--- Start of STORED DATA ---

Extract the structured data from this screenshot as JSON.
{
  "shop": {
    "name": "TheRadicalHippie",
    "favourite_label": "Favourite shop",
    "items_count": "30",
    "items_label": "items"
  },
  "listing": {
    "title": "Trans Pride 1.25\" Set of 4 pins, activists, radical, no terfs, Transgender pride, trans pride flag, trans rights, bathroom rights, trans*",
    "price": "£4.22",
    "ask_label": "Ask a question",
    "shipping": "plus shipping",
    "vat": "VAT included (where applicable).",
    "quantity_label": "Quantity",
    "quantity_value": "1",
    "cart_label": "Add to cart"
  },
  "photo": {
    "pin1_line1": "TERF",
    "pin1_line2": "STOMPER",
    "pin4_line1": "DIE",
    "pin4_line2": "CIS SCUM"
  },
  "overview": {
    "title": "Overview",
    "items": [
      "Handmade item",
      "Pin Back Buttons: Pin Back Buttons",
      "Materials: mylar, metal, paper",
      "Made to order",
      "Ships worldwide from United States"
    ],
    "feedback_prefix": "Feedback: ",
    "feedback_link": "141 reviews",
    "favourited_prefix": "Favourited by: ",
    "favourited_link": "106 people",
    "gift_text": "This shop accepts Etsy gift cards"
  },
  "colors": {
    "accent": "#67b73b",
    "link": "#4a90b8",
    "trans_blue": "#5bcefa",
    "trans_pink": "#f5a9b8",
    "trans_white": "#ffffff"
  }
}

--- End of STORED DATA ---

→ GIVEN TASK
Reproduce every record, matching each line exactly.

→ RESULT BELOW
Extract the structured data from this screenshot as JSON.
{
  "shop": {
    "name": "TheRadicalHippie",
    "favourite_label": "Favourite shop",
    "items_count": "30",
    "items_label": "items"
  },
  "listing": {
    "title": "Trans Pride 1.25\" Set of 4 pins, activists, radical, no terfs, Transgender pride, trans pride flag, trans rights, bathroom rights, trans*",
    "price": "£4.22",
    "ask_label": "Ask a question",
    "shipping": "plus shipping",
    "vat": "VAT included (where applicable).",
    "quantity_label": "Quantity",
    "quantity_value": "1",
    "cart_label": "Add to cart"
  },
  "photo": {
    "pin1_line1": "TERF",
    "pin1_line2": "STOMPER",
    "pin4_line1": "DIE",
    "pin4_line2": "CIS SCUM"
  },
  "overview": {
    "title": "Overview",
    "items": [
      "Handmade item",
      "Pin Back Buttons: Pin Back Buttons",
      "Materials: mylar, metal, paper",
      "Made to order",
      "Ships worldwide from United States"
    ],
    "feedback_prefix": "Feedback: ",
    "feedback_link": "141 reviews",
    "favourited_prefix": "Favourited by: ",
    "favourited_link": "106 people",
    "gift_text": "This shop accepts Etsy gift cards"
  },
  "colors": {
    "accent": "#67b73b",
    "link": "#4a90b8",
    "trans_blue": "#5bcefa",
    "trans_pink": "#f5a9b8",
    "trans_white": "#ffffff"
  }
}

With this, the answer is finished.